Request = Transcribe the full listing exactly, and drop every picture.

Task input =
= = = = =
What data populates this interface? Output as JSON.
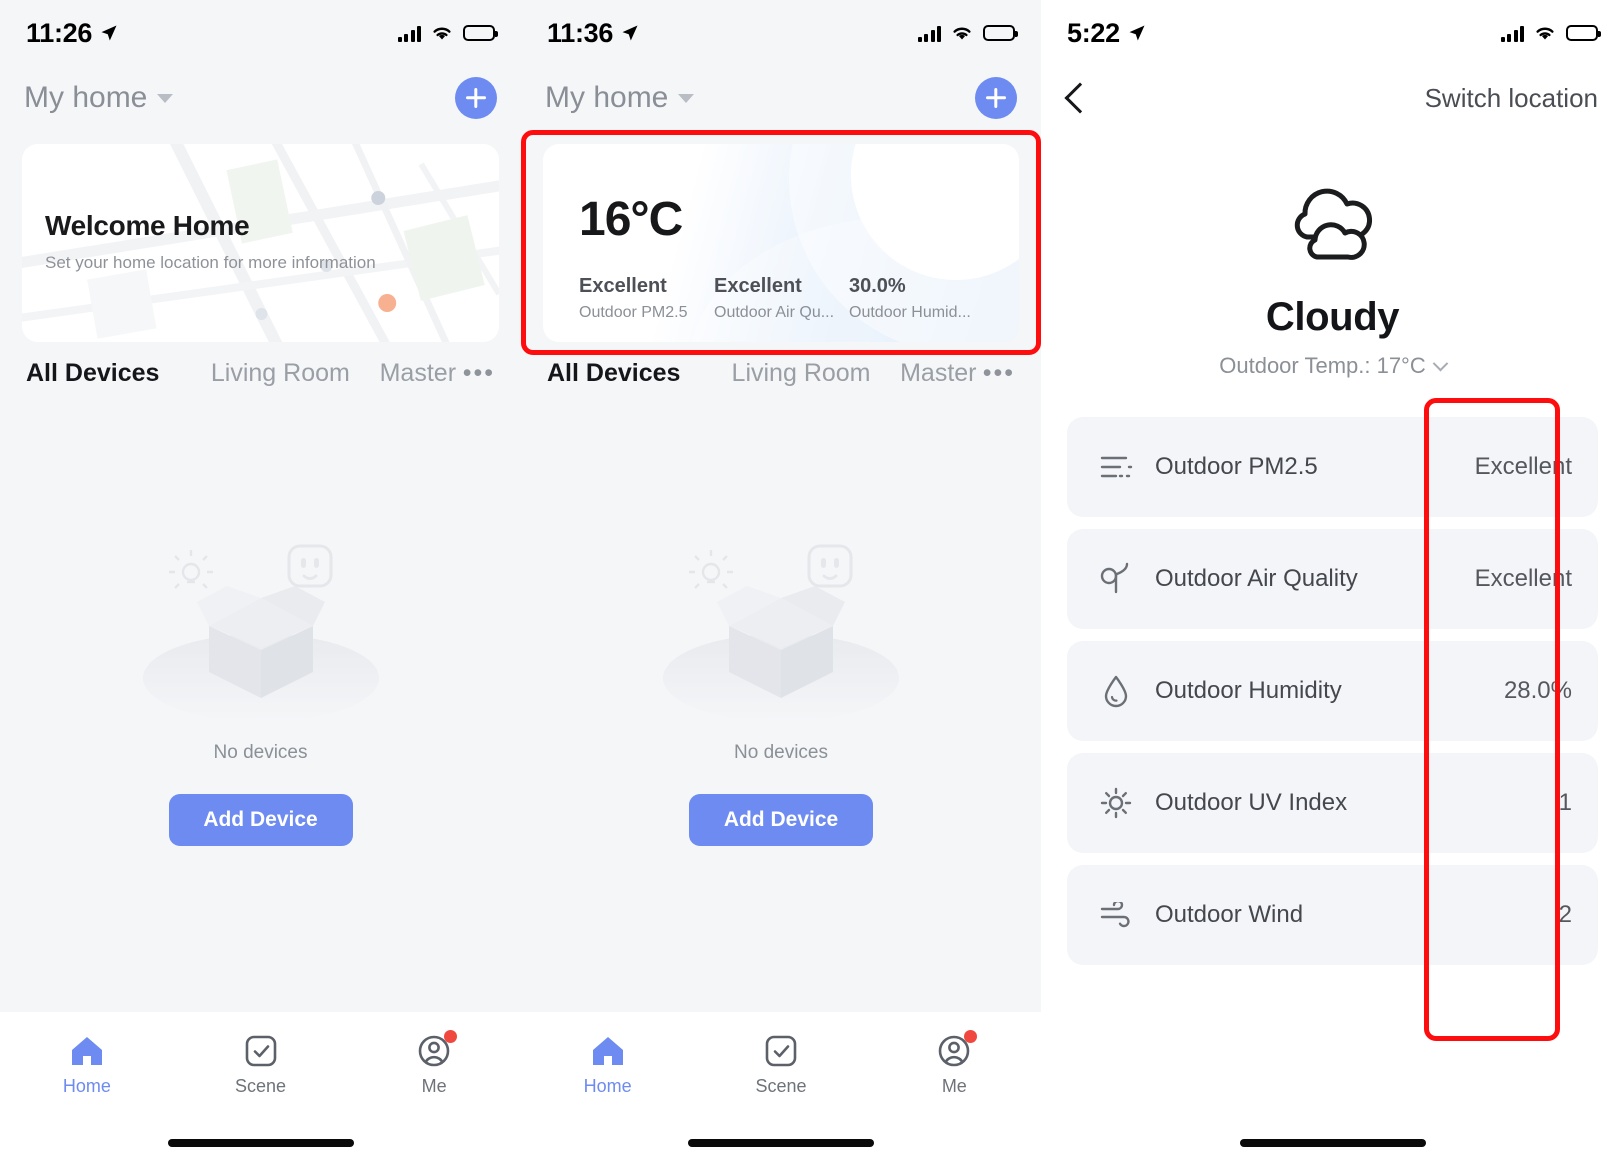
{
  "panel1": {
    "status": {
      "time": "11:26",
      "location_icon": "location-arrow-icon",
      "cellular_icon": "cellular-bars-icon",
      "wifi_icon": "wifi-icon",
      "battery_icon": "battery-icon"
    },
    "header": {
      "home_name": "My home",
      "caret_icon": "chevron-down-icon",
      "add_icon": "plus-icon"
    },
    "welcome": {
      "title": "Welcome Home",
      "subtitle": "Set your home location for more information"
    },
    "tabs": [
      {
        "label": "All Devices",
        "active": true
      },
      {
        "label": "Living Room",
        "active": false
      },
      {
        "label": "Master Be",
        "active": false
      }
    ],
    "tabs_overflow": "•••",
    "empty": {
      "message": "No devices",
      "button": "Add Device"
    },
    "tabbar": [
      {
        "label": "Home",
        "icon": "home-icon",
        "active": true,
        "badge": false
      },
      {
        "label": "Scene",
        "icon": "checkbox-icon",
        "active": false,
        "badge": false
      },
      {
        "label": "Me",
        "icon": "account-icon",
        "active": false,
        "badge": true
      }
    ]
  },
  "panel2": {
    "status": {
      "time": "11:36",
      "location_icon": "location-arrow-icon"
    },
    "header": {
      "home_name": "My home",
      "caret_icon": "chevron-down-icon",
      "add_icon": "plus-icon"
    },
    "weather_card": {
      "temperature": "16°C",
      "metrics": [
        {
          "value": "Excellent",
          "label": "Outdoor PM2.5"
        },
        {
          "value": "Excellent",
          "label": "Outdoor Air Qu..."
        },
        {
          "value": "30.0%",
          "label": "Outdoor Humid..."
        }
      ]
    },
    "tabs": [
      {
        "label": "All Devices",
        "active": true
      },
      {
        "label": "Living Room",
        "active": false
      },
      {
        "label": "Master Be",
        "active": false
      }
    ],
    "tabs_overflow": "•••",
    "empty": {
      "message": "No devices",
      "button": "Add Device"
    },
    "tabbar": [
      {
        "label": "Home",
        "icon": "home-icon",
        "active": true,
        "badge": false
      },
      {
        "label": "Scene",
        "icon": "checkbox-icon",
        "active": false,
        "badge": false
      },
      {
        "label": "Me",
        "icon": "account-icon",
        "active": false,
        "badge": true
      }
    ]
  },
  "panel3": {
    "status": {
      "time": "5:22",
      "location_icon": "location-arrow-icon"
    },
    "header": {
      "back_icon": "chevron-left-icon",
      "switch_location": "Switch location"
    },
    "weather": {
      "icon": "cloudy-icon",
      "condition": "Cloudy",
      "outdoor_temp": "Outdoor Temp.: 17°C",
      "temp_caret_icon": "chevron-down-icon"
    },
    "metrics": [
      {
        "icon": "pm25-icon",
        "label": "Outdoor PM2.5",
        "value": "Excellent"
      },
      {
        "icon": "leaf-icon",
        "label": "Outdoor Air Quality",
        "value": "Excellent"
      },
      {
        "icon": "droplet-icon",
        "label": "Outdoor Humidity",
        "value": "28.0%"
      },
      {
        "icon": "sun-icon",
        "label": "Outdoor UV Index",
        "value": "1"
      },
      {
        "icon": "wind-icon",
        "label": "Outdoor Wind",
        "value": "2"
      }
    ]
  },
  "annotations": {
    "highlight_color": "#fd0d0d",
    "boxes": [
      {
        "name": "weather-card-highlight",
        "panel": 2
      },
      {
        "name": "metric-values-highlight",
        "panel": 3
      }
    ]
  }
}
= = = = =
Output below =
What data populates this interface? Output as JSON.
{
  "panel1": {
    "status": {
      "time": "11:26",
      "location_icon": "location-arrow-icon",
      "cellular_icon": "cellular-bars-icon",
      "wifi_icon": "wifi-icon",
      "battery_icon": "battery-icon"
    },
    "header": {
      "home_name": "My home",
      "caret_icon": "chevron-down-icon",
      "add_icon": "plus-icon"
    },
    "welcome": {
      "title": "Welcome Home",
      "subtitle": "Set your home location for more information"
    },
    "tabs": [
      {
        "label": "All Devices",
        "active": true
      },
      {
        "label": "Living Room",
        "active": false
      },
      {
        "label": "Master Be",
        "active": false
      }
    ],
    "tabs_overflow": "•••",
    "empty": {
      "message": "No devices",
      "button": "Add Device"
    },
    "tabbar": [
      {
        "label": "Home",
        "icon": "home-icon",
        "active": true,
        "badge": false
      },
      {
        "label": "Scene",
        "icon": "checkbox-icon",
        "active": false,
        "badge": false
      },
      {
        "label": "Me",
        "icon": "account-icon",
        "active": false,
        "badge": true
      }
    ]
  },
  "panel2": {
    "status": {
      "time": "11:36",
      "location_icon": "location-arrow-icon"
    },
    "header": {
      "home_name": "My home",
      "caret_icon": "chevron-down-icon",
      "add_icon": "plus-icon"
    },
    "weather_card": {
      "temperature": "16°C",
      "metrics": [
        {
          "value": "Excellent",
          "label": "Outdoor PM2.5"
        },
        {
          "value": "Excellent",
          "label": "Outdoor Air Qu..."
        },
        {
          "value": "30.0%",
          "label": "Outdoor Humid..."
        }
      ]
    },
    "tabs": [
      {
        "label": "All Devices",
        "active": true
      },
      {
        "label": "Living Room",
        "active": false
      },
      {
        "label": "Master Be",
        "active": false
      }
    ],
    "tabs_overflow": "•••",
    "empty": {
      "message": "No devices",
      "button": "Add Device"
    },
    "tabbar": [
      {
        "label": "Home",
        "icon": "home-icon",
        "active": true,
        "badge": false
      },
      {
        "label": "Scene",
        "icon": "checkbox-icon",
        "active": false,
        "badge": false
      },
      {
        "label": "Me",
        "icon": "account-icon",
        "active": false,
        "badge": true
      }
    ]
  },
  "panel3": {
    "status": {
      "time": "5:22",
      "location_icon": "location-arrow-icon"
    },
    "header": {
      "back_icon": "chevron-left-icon",
      "switch_location": "Switch location"
    },
    "weather": {
      "icon": "cloudy-icon",
      "condition": "Cloudy",
      "outdoor_temp": "Outdoor Temp.: 17°C",
      "temp_caret_icon": "chevron-down-icon"
    },
    "metrics": [
      {
        "icon": "pm25-icon",
        "label": "Outdoor PM2.5",
        "value": "Excellent"
      },
      {
        "icon": "leaf-icon",
        "label": "Outdoor Air Quality",
        "value": "Excellent"
      },
      {
        "icon": "droplet-icon",
        "label": "Outdoor Humidity",
        "value": "28.0%"
      },
      {
        "icon": "sun-icon",
        "label": "Outdoor UV Index",
        "value": "1"
      },
      {
        "icon": "wind-icon",
        "label": "Outdoor Wind",
        "value": "2"
      }
    ]
  },
  "annotations": {
    "highlight_color": "#fd0d0d",
    "boxes": [
      {
        "name": "weather-card-highlight",
        "panel": 2
      },
      {
        "name": "metric-values-highlight",
        "panel": 3
      }
    ]
  }
}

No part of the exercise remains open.